Exercise directions: Give the count of lines in the data that include the string "this", with no added remarks.
----------
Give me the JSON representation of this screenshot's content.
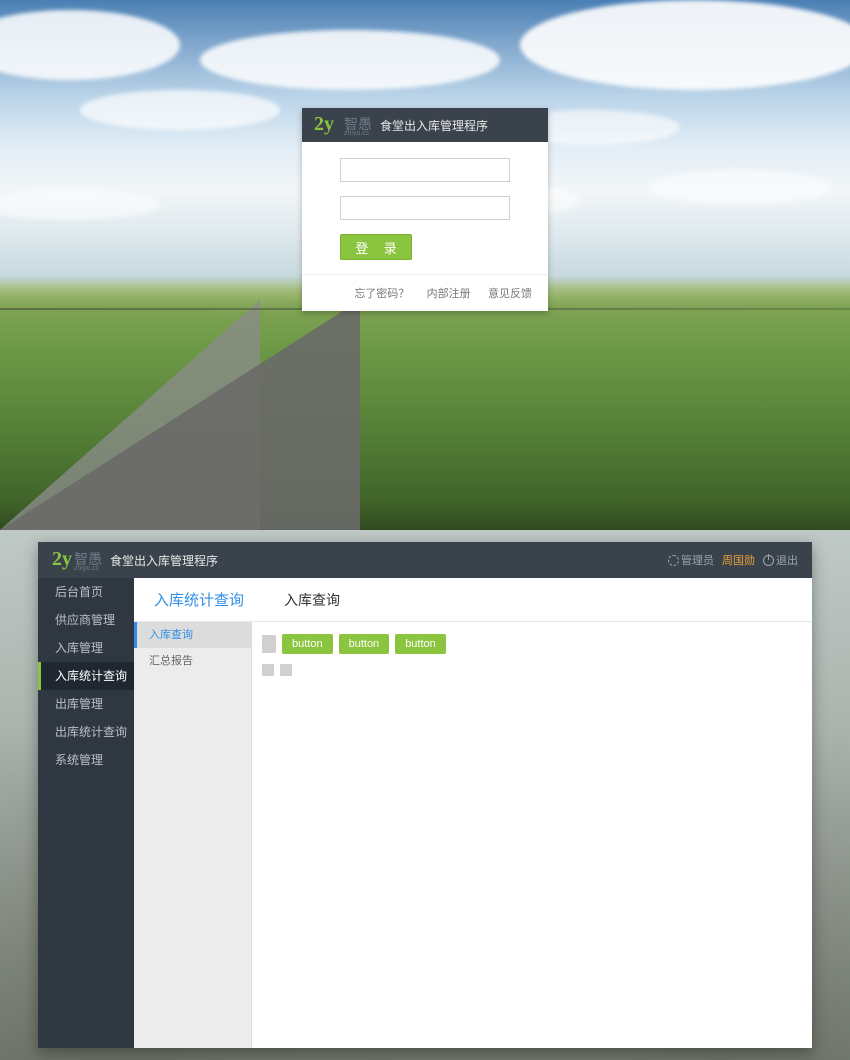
{
  "logo": {
    "mark": "2y",
    "brand": "智愚",
    "brand_pinyin": "zhiyu.cc"
  },
  "app_title": "食堂出入库管理程序",
  "login": {
    "button": "登 录",
    "links": {
      "forgot": "忘了密码？",
      "register": "内部注册",
      "feedback": "意见反馈"
    }
  },
  "admin": {
    "head": {
      "admin_link": "管理员",
      "user": "周国勋",
      "logout": "退出"
    },
    "sidebar": [
      "后台首页",
      "供应商管理",
      "入库管理",
      "入库统计查询",
      "出库管理",
      "出库统计查询",
      "系统管理"
    ],
    "sidebar_active_index": 3,
    "crumb": {
      "main": "入库统计查询",
      "sub": "入库查询"
    },
    "subnav": [
      "入库查询",
      "汇总报告"
    ],
    "subnav_active_index": 0,
    "buttons": [
      "button",
      "button",
      "button"
    ]
  }
}
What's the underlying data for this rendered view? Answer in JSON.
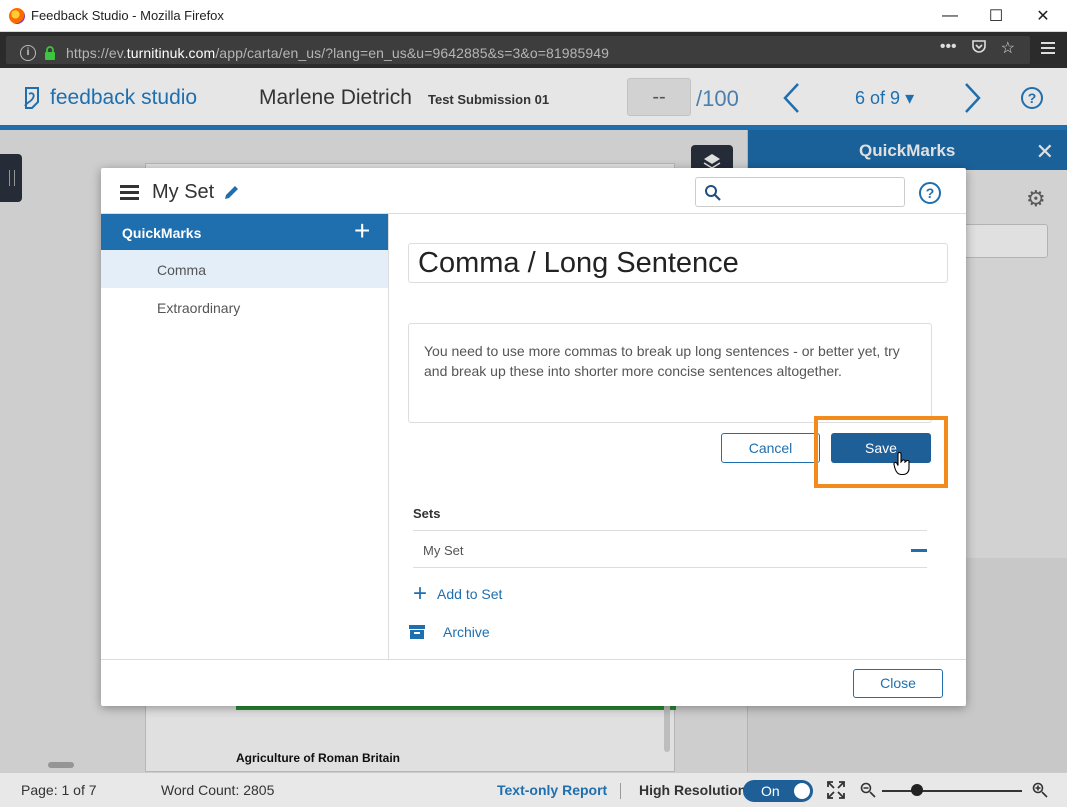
----------
Task answer: 2